**Exercise requirements:** Search the material below for the word "раздвижные". Copy every line that has it.
++++ Exercise input
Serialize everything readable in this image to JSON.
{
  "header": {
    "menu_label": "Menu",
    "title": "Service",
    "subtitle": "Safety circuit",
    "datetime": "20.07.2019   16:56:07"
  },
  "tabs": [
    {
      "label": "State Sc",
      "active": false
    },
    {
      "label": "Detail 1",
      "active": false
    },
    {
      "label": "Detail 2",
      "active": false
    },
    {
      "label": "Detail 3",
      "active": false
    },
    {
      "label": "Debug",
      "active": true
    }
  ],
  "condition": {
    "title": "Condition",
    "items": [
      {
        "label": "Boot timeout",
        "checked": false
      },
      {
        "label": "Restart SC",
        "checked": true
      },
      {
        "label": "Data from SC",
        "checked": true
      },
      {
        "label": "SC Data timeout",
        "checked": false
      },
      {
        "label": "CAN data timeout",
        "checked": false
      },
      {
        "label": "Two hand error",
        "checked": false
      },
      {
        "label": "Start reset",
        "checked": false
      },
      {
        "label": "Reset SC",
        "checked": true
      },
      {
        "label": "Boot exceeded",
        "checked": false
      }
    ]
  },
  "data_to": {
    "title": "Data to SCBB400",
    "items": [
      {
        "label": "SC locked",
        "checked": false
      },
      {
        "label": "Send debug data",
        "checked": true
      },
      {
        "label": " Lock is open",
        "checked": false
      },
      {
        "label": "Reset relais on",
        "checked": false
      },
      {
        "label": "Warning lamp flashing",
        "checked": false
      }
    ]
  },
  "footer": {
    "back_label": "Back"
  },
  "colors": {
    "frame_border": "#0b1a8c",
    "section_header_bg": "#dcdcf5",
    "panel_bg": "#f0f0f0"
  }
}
++++++++
++++ Exercise input
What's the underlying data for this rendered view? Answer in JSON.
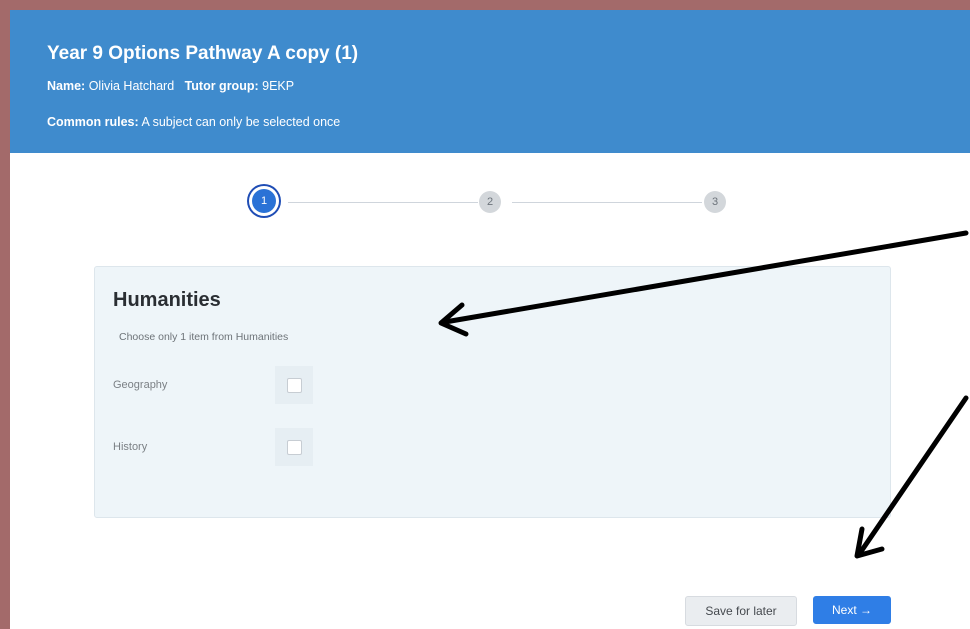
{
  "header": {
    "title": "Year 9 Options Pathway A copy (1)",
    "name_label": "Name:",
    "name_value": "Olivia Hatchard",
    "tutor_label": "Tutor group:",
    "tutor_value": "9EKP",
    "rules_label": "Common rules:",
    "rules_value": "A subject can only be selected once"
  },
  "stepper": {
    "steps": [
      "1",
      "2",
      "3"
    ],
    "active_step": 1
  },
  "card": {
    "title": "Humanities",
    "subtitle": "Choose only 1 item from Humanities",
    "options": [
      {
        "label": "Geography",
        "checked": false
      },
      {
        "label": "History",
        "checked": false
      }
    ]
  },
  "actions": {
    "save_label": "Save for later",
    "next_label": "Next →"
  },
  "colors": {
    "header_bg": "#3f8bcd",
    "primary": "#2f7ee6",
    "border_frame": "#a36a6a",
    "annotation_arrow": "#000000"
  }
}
++++++++
++++ Exercise input
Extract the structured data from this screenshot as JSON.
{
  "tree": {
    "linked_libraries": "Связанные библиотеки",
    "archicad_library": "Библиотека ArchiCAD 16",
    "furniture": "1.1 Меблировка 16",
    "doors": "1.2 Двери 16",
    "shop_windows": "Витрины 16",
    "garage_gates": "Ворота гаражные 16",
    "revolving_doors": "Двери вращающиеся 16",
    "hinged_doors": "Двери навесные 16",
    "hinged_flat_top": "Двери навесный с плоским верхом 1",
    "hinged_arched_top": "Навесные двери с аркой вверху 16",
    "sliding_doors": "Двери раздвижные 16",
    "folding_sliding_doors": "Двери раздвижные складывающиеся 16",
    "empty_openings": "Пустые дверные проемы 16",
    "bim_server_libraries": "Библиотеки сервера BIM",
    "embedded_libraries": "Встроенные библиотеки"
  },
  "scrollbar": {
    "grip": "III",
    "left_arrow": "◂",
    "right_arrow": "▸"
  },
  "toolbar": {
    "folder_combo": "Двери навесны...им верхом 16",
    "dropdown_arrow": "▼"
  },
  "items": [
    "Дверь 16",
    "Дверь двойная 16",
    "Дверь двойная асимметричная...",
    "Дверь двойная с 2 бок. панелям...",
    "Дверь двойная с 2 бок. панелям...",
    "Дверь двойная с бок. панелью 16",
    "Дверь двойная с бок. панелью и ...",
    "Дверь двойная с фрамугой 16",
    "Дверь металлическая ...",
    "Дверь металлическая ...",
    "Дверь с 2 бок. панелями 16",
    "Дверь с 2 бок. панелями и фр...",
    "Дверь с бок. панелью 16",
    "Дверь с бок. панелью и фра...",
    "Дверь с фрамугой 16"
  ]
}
++++++++
**Problem solution:**
    "sliding_doors": "Двери раздвижные 16",
    "folding_sliding_doors": "Двери раздвижные складывающиеся 16",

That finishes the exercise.